[SOURCE EXCERPT]
2. Run out the classroom door?
Type the number of your choice and hit Enter.

If I type in 2 and hit Enter, it again works fine:
You are finally outside the school. Do you: 
1. Run to the front parking lot? 
2. Sprint to the bus loop?
Type the number of your choice and hit Enter.

But if I type in 1 at the beginning instead, it doesn't work:
You are now at the front of the school. Do you: 
1. 1
2. Sprint to the bus loop?
Type the number of your choice and hit Enter.

Why does it display a 1 instead of displaying "Run to the front parking lot?" like it should?


----------



## mussavcom (Mar 29, 2004)

About the problem above..

I've been working on it and have figured out that if I switch the Door() function and the Window() function (that is, cut the entire Door() function and paste it _above[/ii] the Window() function), then the function on top--now Door()--will be the function that messes up by displaying the number 1 as the first choice.

Another thing... if I change the if statement in function main() from
if (choice == 1)
to 
if (choice != 1)

then where it messes up by displaying
1. 1
it will instead display
1. 2_


----------



## mussavcom (Mar 29, 2004)

> You seem to have declared a char pointer rather than just a char on your line:
> 
> char *useoldmoneyC;
> 
> Take out the * !


Then I get the error:
Errer E2285 casino.cpp 58: Could not find a match for 'atoi(char)' in function main()

[LISTED RECORDS]
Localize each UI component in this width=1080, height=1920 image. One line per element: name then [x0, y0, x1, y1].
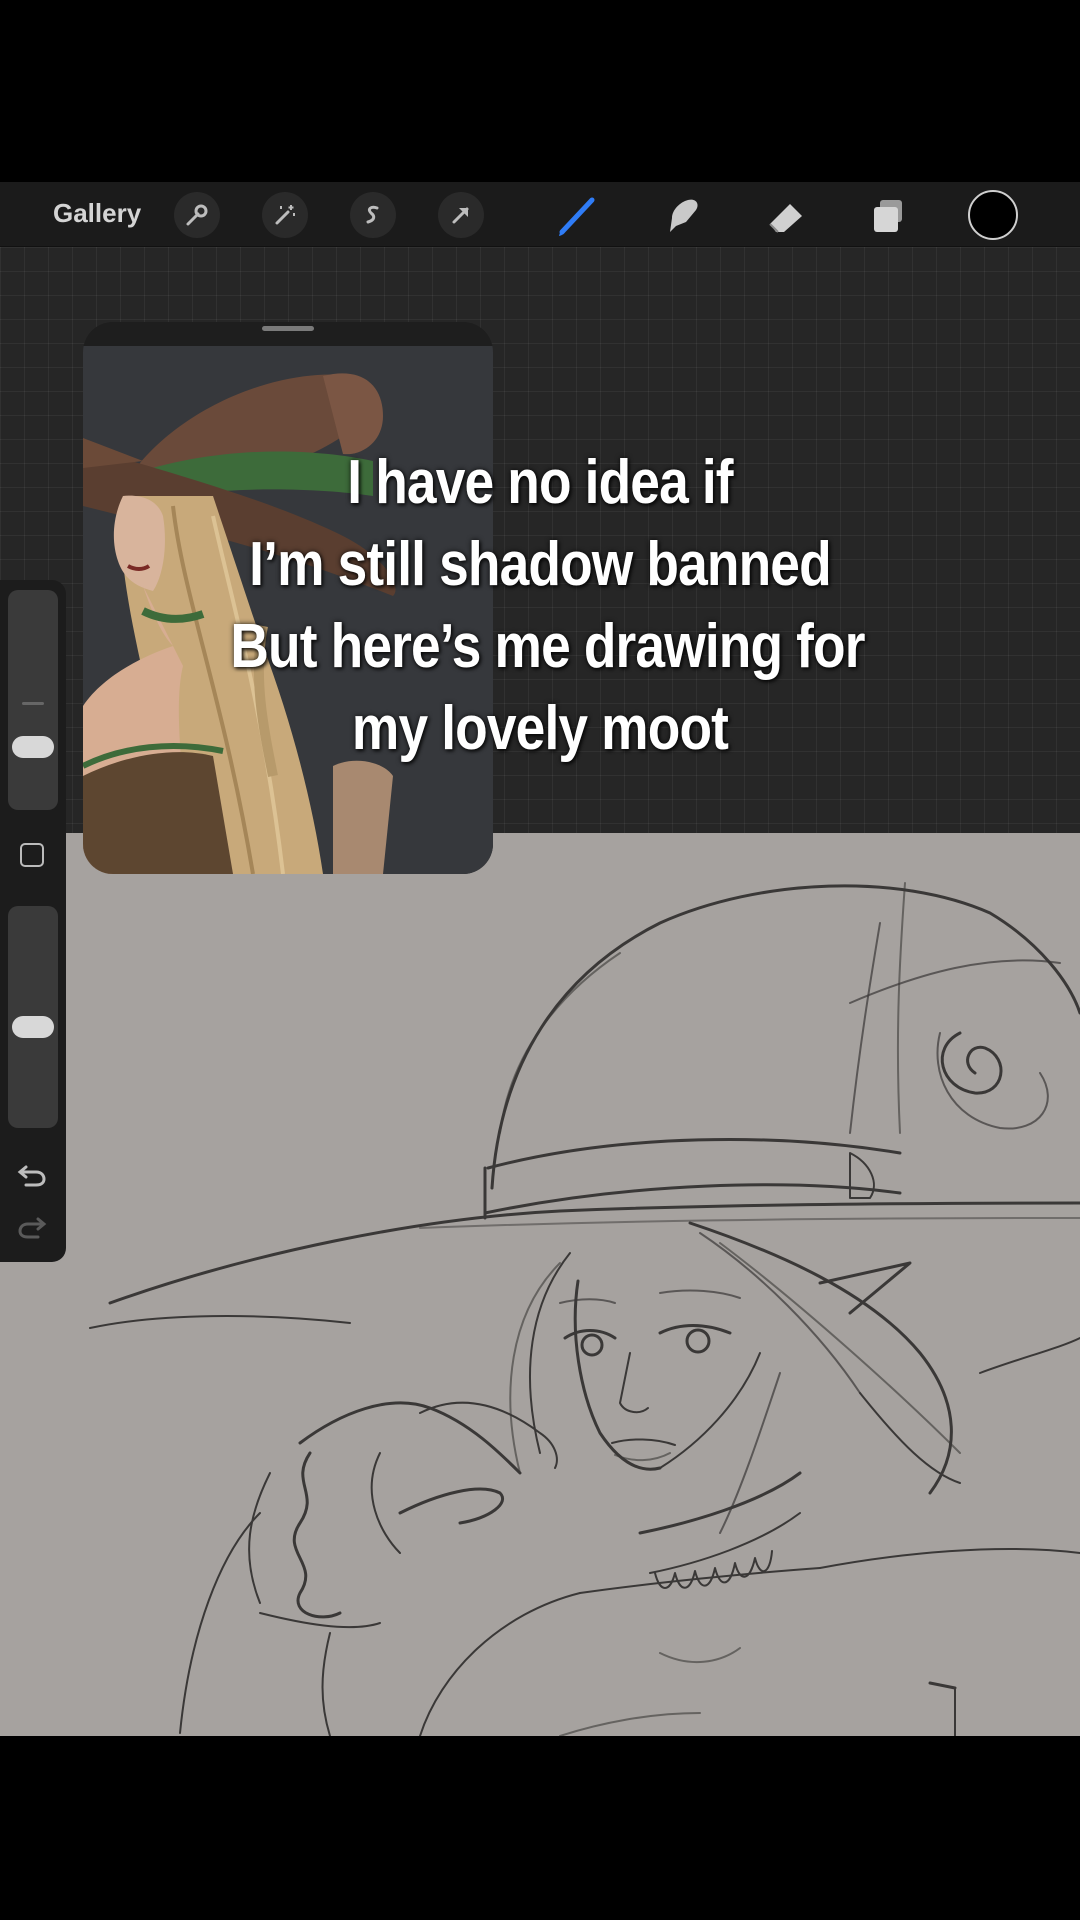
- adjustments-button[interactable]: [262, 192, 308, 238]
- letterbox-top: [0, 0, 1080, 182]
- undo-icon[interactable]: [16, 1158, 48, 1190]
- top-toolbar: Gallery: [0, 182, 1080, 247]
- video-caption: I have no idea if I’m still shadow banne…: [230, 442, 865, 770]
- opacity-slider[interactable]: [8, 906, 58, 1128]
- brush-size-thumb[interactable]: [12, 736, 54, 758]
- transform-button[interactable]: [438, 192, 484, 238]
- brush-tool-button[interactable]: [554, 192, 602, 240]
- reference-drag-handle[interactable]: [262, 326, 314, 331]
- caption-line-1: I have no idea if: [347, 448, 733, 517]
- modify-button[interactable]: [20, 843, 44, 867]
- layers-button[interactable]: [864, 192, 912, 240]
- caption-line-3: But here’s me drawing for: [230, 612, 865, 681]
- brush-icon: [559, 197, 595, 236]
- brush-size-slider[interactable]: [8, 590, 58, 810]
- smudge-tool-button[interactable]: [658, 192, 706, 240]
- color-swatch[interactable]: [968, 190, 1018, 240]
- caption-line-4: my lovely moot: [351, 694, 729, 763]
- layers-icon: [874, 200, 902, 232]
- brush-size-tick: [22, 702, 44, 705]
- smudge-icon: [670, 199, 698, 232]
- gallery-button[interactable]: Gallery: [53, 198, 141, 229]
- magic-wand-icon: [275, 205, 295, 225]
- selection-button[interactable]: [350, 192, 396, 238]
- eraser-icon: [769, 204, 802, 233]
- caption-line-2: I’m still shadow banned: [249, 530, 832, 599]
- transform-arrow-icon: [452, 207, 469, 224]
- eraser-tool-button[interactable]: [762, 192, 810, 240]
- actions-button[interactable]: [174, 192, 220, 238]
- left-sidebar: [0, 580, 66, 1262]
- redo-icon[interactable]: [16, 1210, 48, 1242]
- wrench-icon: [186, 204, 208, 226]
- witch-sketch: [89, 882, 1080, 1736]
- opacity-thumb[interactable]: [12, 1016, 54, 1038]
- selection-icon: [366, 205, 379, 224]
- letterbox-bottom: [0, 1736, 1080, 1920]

...

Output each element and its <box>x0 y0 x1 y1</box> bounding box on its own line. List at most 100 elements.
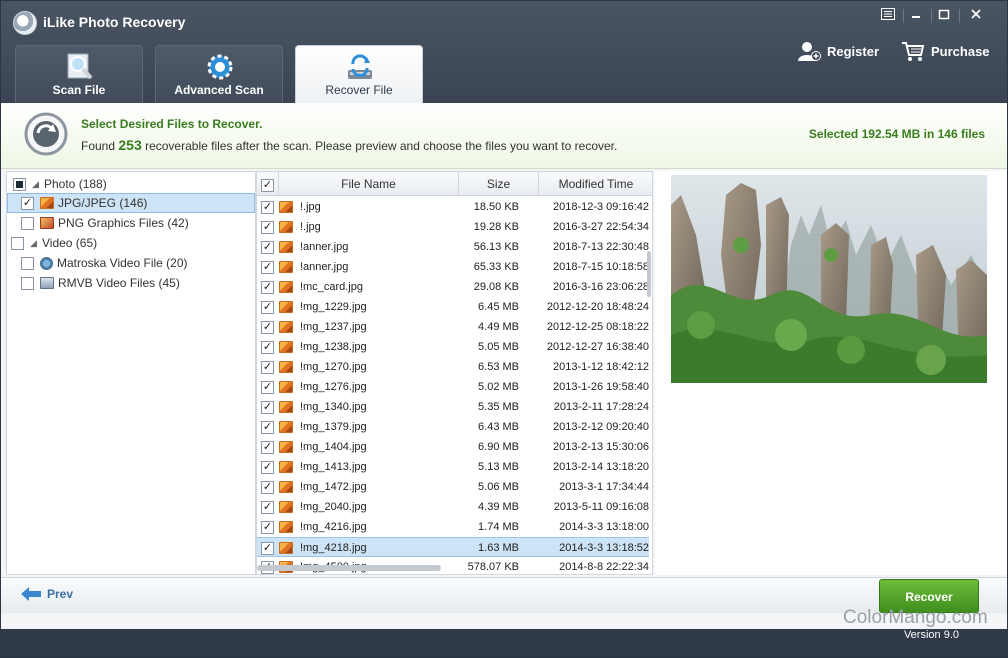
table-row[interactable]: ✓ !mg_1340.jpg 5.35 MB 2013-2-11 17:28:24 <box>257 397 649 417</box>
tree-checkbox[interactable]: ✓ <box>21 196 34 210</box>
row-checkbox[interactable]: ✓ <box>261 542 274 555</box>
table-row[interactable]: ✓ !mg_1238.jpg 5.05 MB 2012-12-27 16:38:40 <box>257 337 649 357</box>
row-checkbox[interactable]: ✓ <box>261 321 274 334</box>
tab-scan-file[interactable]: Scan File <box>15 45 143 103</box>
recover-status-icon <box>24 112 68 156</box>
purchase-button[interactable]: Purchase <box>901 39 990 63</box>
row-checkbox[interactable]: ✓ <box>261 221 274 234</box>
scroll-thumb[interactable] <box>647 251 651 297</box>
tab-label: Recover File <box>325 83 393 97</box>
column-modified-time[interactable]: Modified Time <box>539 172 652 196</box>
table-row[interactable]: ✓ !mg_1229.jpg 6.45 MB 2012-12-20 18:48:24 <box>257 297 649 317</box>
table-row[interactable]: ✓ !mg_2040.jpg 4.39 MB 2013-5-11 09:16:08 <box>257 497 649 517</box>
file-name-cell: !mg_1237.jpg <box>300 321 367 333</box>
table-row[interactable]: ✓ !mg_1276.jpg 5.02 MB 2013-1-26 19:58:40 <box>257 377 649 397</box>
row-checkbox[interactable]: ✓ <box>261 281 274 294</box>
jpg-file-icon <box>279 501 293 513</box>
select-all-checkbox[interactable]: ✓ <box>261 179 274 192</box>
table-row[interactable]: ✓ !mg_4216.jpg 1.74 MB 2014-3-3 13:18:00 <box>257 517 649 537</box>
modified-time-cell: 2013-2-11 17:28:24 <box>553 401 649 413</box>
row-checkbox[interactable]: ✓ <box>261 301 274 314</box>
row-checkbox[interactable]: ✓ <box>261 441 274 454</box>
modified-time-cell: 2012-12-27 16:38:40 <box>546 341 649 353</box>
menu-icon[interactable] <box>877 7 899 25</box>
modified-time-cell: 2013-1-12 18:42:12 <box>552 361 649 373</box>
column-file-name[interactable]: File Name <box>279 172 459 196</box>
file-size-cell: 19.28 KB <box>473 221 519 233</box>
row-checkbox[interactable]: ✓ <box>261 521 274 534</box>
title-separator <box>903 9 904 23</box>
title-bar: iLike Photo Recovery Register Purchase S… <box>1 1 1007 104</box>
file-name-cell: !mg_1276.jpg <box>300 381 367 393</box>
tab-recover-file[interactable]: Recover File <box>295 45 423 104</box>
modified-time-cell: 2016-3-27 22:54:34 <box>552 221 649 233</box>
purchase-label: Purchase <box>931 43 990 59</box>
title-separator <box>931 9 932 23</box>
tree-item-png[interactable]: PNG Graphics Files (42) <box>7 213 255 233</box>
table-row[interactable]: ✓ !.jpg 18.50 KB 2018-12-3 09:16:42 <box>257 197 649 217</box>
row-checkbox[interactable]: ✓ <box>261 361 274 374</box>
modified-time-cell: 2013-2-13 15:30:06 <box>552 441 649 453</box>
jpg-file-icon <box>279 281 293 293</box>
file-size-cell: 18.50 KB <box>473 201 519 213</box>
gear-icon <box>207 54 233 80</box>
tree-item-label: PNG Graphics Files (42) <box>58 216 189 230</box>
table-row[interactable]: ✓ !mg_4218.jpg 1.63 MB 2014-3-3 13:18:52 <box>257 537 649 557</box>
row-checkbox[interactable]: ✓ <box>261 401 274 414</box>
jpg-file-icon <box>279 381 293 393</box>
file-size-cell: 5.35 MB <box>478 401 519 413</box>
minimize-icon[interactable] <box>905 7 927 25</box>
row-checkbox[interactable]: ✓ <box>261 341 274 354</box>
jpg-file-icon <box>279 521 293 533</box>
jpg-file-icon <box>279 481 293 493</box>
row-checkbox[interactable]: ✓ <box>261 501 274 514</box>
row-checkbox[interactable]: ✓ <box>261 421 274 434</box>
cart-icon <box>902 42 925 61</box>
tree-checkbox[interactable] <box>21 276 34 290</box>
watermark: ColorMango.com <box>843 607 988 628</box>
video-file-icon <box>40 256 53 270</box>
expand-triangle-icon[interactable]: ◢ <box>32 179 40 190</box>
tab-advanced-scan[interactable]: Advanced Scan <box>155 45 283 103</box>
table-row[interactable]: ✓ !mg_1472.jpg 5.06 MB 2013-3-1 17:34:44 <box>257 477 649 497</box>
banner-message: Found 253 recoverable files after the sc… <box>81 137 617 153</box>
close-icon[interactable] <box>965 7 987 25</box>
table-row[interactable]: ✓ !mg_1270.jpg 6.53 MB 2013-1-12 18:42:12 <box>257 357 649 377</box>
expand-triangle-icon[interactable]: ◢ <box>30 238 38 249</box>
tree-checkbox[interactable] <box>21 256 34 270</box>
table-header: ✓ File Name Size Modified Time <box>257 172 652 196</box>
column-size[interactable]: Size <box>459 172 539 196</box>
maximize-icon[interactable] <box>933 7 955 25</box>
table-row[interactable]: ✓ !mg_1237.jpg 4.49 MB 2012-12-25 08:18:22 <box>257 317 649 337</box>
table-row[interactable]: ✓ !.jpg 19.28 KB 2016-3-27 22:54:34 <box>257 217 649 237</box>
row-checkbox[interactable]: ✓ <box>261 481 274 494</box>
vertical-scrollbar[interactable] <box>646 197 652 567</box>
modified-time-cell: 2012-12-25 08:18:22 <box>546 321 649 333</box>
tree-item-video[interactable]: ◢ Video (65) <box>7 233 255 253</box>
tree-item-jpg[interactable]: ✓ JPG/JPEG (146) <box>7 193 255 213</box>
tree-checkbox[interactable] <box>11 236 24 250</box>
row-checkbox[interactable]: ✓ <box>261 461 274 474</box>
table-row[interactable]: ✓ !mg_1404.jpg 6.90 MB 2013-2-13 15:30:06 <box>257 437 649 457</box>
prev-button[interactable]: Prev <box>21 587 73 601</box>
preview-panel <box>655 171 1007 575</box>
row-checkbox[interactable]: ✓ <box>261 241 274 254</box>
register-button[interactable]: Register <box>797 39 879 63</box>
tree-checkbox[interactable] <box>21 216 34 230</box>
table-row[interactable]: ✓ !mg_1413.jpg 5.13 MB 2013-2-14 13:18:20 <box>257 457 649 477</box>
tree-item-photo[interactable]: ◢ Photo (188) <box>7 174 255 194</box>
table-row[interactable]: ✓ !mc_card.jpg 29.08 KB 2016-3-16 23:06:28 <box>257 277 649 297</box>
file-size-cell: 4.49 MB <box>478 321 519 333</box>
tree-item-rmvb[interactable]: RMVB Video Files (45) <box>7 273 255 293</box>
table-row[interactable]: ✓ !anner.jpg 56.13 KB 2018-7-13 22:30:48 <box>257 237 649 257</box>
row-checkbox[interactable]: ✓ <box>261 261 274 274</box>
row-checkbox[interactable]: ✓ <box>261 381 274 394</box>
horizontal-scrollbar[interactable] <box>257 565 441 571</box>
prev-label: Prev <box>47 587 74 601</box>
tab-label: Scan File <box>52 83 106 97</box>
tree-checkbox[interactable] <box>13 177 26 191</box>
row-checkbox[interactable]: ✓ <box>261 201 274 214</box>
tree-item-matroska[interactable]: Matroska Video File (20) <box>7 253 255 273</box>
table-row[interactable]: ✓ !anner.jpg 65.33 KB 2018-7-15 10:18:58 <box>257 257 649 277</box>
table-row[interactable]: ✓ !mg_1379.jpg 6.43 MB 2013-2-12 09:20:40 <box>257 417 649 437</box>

---

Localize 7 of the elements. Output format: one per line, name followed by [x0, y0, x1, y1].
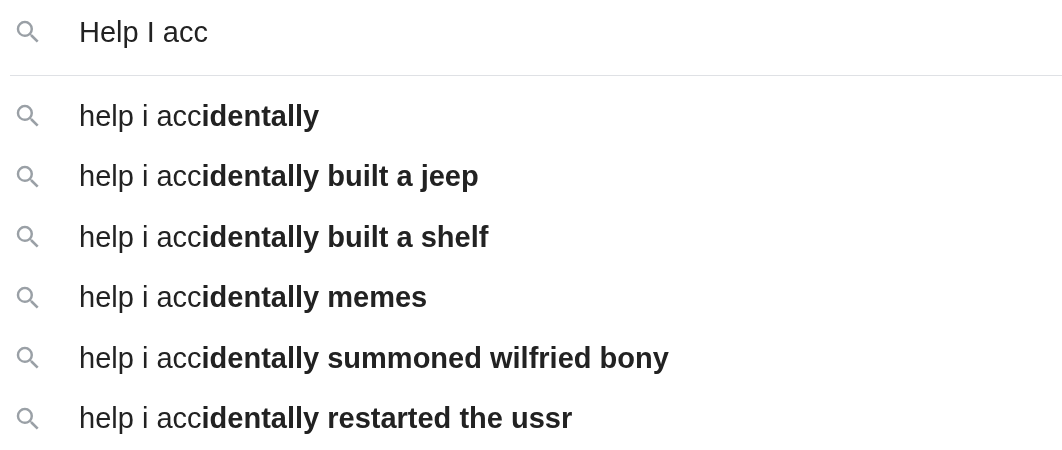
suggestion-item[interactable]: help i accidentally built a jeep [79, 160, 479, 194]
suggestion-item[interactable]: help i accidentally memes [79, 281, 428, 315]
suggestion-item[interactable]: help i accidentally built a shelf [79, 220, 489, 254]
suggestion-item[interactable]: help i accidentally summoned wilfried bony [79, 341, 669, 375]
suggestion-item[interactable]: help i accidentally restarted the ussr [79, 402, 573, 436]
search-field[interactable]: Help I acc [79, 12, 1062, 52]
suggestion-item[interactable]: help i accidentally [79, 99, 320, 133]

[EXERCISE AIM]
From the forum thread, copy the passage between "About the problem" and "(choice != 1)", inclusive, and replace each "Window()" with "Hallway()".

[EXPECTED ANSWER]
About the problem above..

I've been working on it and have figured out that if I switch the Door() function and the Hallway() function (that is, cut the entire Door() function and paste it _above[/ii] the Hallway() function), then the function on top--now Door()--will be the function that messes up by displaying the number 1 as the first choice.

Another thing... if I change the if statement in function main() from
if (choice == 1)
to 
if (choice != 1)